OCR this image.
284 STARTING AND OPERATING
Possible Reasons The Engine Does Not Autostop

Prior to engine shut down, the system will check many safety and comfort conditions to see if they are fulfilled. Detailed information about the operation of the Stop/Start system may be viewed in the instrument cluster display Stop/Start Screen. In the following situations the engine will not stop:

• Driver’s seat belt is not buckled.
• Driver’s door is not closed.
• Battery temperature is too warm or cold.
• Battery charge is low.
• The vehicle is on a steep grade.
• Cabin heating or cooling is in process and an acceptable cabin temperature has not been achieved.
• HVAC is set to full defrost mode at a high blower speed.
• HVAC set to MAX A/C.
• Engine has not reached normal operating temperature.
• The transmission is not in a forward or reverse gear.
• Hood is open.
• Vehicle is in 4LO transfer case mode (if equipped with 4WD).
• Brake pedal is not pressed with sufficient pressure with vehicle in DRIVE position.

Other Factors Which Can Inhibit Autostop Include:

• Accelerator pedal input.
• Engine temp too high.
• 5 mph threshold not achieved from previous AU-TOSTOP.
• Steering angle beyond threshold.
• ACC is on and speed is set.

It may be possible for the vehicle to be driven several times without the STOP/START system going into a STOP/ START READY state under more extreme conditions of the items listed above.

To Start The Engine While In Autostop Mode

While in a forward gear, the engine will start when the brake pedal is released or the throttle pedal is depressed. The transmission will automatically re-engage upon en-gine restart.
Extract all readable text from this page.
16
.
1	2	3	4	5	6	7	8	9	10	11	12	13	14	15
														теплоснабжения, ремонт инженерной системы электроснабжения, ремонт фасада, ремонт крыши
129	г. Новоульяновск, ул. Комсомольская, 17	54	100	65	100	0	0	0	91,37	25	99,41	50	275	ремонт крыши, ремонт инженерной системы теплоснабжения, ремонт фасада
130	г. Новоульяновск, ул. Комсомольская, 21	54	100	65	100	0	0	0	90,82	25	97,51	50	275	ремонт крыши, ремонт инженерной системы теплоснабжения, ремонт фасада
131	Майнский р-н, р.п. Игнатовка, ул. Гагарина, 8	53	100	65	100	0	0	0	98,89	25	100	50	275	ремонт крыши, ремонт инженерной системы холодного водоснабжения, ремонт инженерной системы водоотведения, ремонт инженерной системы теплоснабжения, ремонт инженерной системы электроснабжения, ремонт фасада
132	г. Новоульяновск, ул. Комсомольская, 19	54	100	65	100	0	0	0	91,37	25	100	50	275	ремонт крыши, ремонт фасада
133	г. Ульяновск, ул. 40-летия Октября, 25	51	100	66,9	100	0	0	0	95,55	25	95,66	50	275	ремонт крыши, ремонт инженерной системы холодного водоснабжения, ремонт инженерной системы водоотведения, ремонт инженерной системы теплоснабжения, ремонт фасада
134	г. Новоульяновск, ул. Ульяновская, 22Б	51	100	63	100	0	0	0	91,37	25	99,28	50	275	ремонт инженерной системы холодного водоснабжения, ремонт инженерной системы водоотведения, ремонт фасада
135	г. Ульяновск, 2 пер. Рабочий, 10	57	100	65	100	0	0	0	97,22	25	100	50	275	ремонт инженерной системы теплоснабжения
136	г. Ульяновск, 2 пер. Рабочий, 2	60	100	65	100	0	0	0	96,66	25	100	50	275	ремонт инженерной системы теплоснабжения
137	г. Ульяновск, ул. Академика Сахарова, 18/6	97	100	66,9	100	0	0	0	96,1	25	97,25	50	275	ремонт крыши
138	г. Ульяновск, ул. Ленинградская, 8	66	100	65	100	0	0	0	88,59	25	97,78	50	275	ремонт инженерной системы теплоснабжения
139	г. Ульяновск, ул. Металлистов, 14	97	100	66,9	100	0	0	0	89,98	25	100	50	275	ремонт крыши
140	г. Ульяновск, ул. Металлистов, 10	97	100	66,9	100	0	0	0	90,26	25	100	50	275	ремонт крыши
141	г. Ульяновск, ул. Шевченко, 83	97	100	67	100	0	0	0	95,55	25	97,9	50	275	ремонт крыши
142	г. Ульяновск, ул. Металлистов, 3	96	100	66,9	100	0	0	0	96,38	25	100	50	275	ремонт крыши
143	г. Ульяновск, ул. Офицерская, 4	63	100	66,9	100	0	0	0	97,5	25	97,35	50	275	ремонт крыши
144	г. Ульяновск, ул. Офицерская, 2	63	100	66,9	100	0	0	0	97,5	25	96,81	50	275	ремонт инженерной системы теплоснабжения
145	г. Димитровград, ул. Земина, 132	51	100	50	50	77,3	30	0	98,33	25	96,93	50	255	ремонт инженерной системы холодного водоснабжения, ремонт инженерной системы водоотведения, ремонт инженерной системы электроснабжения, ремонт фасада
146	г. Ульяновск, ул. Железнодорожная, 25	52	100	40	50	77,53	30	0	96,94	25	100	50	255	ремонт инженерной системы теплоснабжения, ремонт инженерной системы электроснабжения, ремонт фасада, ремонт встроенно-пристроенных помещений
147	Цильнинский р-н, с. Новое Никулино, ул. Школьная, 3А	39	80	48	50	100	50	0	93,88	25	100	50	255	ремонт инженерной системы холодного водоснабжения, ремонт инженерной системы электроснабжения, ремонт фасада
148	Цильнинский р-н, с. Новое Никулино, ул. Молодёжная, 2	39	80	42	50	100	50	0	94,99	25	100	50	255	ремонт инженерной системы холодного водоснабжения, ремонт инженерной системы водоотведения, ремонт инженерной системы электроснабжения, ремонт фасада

•••

What is required:
Going through the entries above, tally each line that has the word "Офицерская". Answer with the number only.

Right answer:
2